Record list:
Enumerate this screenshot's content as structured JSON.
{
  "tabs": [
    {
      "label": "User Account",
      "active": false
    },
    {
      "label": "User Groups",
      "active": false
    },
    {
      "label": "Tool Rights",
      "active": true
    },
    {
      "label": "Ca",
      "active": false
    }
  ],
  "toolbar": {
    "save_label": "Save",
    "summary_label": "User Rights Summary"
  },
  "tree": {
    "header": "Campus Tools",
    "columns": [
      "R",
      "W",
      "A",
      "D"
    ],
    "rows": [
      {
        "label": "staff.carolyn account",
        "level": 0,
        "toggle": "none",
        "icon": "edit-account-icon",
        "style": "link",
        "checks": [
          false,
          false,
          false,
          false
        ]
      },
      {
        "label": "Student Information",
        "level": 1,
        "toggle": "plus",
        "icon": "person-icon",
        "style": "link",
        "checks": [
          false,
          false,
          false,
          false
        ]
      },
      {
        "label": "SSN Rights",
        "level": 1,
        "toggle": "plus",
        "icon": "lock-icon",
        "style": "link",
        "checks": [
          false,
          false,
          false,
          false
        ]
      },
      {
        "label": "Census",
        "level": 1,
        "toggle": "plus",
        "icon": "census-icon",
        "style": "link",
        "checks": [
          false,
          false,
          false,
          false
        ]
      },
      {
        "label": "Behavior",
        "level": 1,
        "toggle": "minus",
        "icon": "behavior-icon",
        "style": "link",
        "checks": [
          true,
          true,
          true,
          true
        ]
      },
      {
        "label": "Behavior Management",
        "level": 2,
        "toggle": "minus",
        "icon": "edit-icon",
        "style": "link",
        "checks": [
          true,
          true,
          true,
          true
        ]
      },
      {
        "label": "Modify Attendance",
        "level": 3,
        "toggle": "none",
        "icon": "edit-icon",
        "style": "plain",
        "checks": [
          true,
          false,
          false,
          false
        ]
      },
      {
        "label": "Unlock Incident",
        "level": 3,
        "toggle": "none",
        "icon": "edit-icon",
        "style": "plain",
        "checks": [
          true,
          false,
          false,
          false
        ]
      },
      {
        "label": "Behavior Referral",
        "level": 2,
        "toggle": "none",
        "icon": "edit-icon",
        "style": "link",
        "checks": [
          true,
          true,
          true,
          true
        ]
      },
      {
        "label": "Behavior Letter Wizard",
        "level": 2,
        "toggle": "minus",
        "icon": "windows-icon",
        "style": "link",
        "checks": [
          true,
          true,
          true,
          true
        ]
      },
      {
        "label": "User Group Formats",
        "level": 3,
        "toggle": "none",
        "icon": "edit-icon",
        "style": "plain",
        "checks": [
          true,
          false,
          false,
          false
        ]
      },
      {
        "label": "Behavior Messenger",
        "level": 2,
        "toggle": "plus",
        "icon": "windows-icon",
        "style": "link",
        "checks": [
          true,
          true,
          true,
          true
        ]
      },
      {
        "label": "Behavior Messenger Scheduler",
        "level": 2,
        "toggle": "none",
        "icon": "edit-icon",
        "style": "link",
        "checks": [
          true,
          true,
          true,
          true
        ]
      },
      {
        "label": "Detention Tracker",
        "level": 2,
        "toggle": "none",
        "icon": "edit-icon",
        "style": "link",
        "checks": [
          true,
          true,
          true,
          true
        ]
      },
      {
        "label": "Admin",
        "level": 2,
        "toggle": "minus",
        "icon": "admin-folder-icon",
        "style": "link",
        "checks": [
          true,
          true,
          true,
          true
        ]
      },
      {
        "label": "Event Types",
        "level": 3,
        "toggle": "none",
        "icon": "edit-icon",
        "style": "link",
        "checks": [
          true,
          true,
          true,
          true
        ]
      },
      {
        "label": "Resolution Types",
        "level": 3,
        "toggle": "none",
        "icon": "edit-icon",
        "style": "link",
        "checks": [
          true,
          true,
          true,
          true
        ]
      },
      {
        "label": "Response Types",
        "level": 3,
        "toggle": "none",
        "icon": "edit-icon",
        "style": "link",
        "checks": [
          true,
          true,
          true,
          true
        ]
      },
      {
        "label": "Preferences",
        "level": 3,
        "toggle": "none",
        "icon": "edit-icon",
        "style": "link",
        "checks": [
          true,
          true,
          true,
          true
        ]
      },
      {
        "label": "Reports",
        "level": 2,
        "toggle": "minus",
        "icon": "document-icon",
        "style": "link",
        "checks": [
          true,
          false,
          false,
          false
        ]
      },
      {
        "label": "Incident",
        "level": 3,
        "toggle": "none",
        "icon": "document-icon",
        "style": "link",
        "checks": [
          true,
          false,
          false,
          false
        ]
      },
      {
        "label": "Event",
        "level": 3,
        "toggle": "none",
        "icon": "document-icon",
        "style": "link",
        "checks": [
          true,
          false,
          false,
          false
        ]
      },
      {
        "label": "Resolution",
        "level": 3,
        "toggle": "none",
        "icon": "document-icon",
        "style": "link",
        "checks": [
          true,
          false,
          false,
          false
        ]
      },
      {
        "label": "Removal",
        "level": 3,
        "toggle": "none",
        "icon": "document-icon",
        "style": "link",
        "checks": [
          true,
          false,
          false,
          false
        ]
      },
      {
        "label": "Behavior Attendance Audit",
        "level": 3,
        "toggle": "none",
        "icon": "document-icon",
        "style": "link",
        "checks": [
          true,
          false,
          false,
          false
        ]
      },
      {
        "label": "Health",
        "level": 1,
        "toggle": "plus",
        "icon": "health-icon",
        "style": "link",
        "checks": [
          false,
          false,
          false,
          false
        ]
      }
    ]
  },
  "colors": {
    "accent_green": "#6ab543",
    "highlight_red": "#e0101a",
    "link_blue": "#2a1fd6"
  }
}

Problem to solve: Report only how many lines in the entries contain "Incident".

Response: 2